> _WORKING DATA_:

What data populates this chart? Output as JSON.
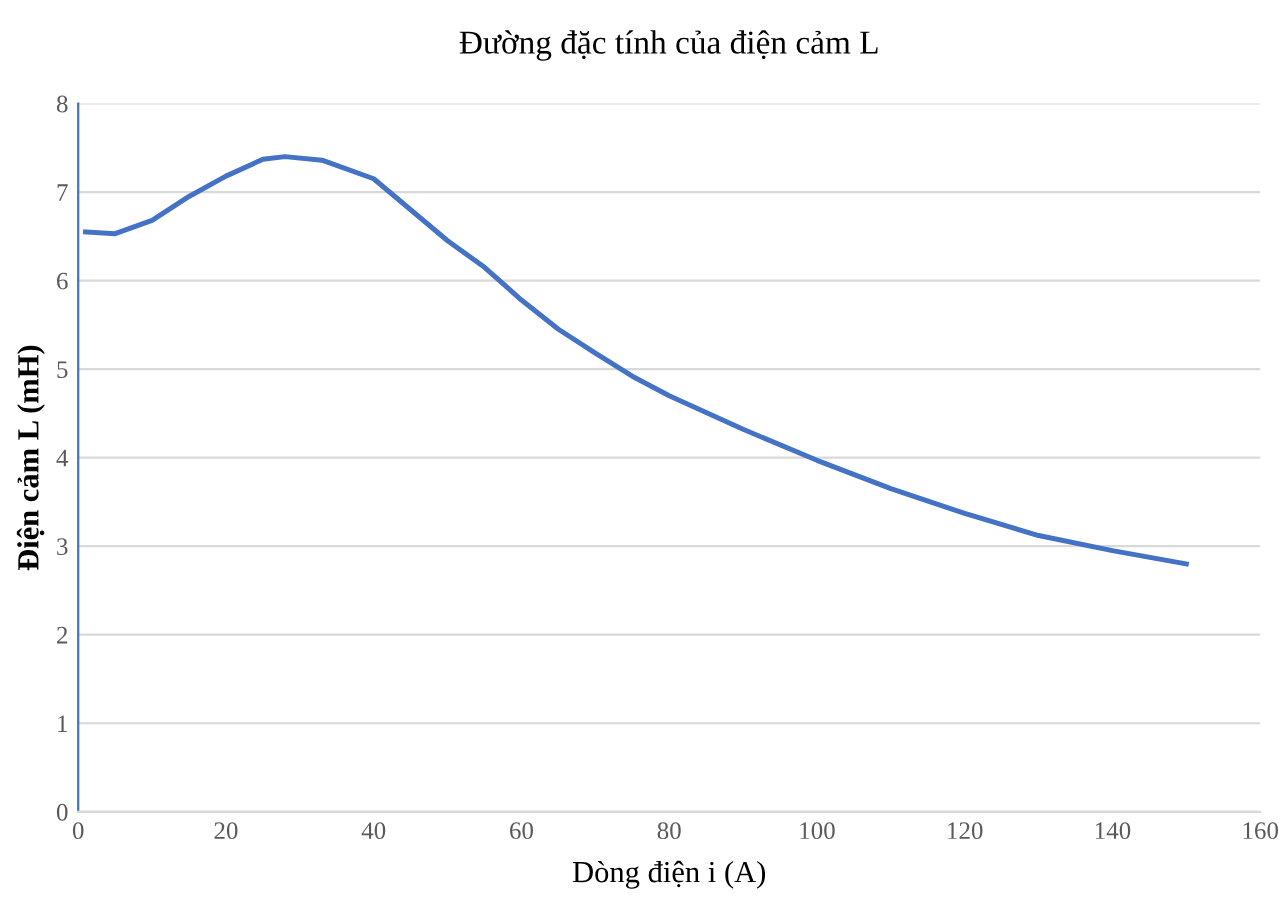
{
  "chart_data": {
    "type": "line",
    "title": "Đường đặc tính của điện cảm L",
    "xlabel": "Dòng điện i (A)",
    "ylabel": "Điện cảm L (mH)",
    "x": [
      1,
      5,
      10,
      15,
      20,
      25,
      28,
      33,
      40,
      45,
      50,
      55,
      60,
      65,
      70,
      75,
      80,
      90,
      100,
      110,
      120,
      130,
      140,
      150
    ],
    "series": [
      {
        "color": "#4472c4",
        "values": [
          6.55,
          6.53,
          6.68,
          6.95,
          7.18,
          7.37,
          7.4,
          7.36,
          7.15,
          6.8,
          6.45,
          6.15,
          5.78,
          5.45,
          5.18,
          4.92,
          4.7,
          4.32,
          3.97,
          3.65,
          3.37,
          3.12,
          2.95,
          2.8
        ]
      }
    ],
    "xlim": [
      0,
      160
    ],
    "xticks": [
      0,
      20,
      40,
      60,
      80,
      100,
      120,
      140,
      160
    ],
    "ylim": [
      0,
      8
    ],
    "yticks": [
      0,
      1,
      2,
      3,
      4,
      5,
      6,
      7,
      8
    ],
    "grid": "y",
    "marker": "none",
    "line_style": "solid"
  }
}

> _WHAT YOU NEED TO DO_:
Reproduce the material above in full, exactly, with no images.

> _TASK OUTPUT_:
What data populates this chart? Output as JSON.
{
  "chart_data": {
    "type": "line",
    "title": "Đường đặc tính của điện cảm L",
    "xlabel": "Dòng điện i (A)",
    "ylabel": "Điện cảm L (mH)",
    "x": [
      1,
      5,
      10,
      15,
      20,
      25,
      28,
      33,
      40,
      45,
      50,
      55,
      60,
      65,
      70,
      75,
      80,
      90,
      100,
      110,
      120,
      130,
      140,
      150
    ],
    "series": [
      {
        "color": "#4472c4",
        "values": [
          6.55,
          6.53,
          6.68,
          6.95,
          7.18,
          7.37,
          7.4,
          7.36,
          7.15,
          6.8,
          6.45,
          6.15,
          5.78,
          5.45,
          5.18,
          4.92,
          4.7,
          4.32,
          3.97,
          3.65,
          3.37,
          3.12,
          2.95,
          2.8
        ]
      }
    ],
    "xlim": [
      0,
      160
    ],
    "xticks": [
      0,
      20,
      40,
      60,
      80,
      100,
      120,
      140,
      160
    ],
    "ylim": [
      0,
      8
    ],
    "yticks": [
      0,
      1,
      2,
      3,
      4,
      5,
      6,
      7,
      8
    ],
    "grid": "y",
    "marker": "none",
    "line_style": "solid"
  }
}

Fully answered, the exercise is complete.